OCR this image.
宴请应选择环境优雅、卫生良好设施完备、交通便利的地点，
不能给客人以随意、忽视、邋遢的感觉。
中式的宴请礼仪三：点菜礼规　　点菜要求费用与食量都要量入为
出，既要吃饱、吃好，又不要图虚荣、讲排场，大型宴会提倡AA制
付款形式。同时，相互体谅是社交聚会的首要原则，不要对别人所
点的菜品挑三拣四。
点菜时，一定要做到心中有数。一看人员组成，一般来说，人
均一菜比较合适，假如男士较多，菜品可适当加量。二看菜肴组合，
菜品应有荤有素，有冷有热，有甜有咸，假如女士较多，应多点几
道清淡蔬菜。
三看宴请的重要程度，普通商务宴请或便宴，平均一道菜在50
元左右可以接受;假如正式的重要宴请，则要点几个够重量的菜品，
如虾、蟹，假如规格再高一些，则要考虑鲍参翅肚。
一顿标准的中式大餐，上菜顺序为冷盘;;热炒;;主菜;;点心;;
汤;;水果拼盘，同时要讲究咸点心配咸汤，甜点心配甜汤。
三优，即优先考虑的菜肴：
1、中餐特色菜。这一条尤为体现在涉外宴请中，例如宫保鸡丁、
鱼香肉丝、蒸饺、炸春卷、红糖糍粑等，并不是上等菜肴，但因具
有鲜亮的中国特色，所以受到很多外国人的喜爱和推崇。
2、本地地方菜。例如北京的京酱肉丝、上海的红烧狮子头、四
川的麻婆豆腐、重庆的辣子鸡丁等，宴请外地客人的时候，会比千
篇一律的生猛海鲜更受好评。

-*-

**Given problem:**
Reproduce all of the records exactly.

**Result for this task:**
OCR this image.
宴请应选择环境优雅、卫生良好设施完备、交通便利的地点，
不能给客人以随意、忽视、邋遢的感觉。
中式的宴请礼仪三：点菜礼规　　点菜要求费用与食量都要量入为
出，既要吃饱、吃好，又不要图虚荣、讲排场，大型宴会提倡AA制
付款形式。同时，相互体谅是社交聚会的首要原则，不要对别人所
点的菜品挑三拣四。
点菜时，一定要做到心中有数。一看人员组成，一般来说，人
均一菜比较合适，假如男士较多，菜品可适当加量。二看菜肴组合，
菜品应有荤有素，有冷有热，有甜有咸，假如女士较多，应多点几
道清淡蔬菜。
三看宴请的重要程度，普通商务宴请或便宴，平均一道菜在50
元左右可以接受;假如正式的重要宴请，则要点几个够重量的菜品，
如虾、蟹，假如规格再高一些，则要考虑鲍参翅肚。
一顿标准的中式大餐，上菜顺序为冷盘;;热炒;;主菜;;点心;;
汤;;水果拼盘，同时要讲究咸点心配咸汤，甜点心配甜汤。
三优，即优先考虑的菜肴：
1、中餐特色菜。这一条尤为体现在涉外宴请中，例如宫保鸡丁、
鱼香肉丝、蒸饺、炸春卷、红糖糍粑等，并不是上等菜肴，但因具
有鲜亮的中国特色，所以受到很多外国人的喜爱和推崇。
2、本地地方菜。例如北京的京酱肉丝、上海的红烧狮子头、四
川的麻婆豆腐、重庆的辣子鸡丁等，宴请外地客人的时候，会比千
篇一律的生猛海鲜更受好评。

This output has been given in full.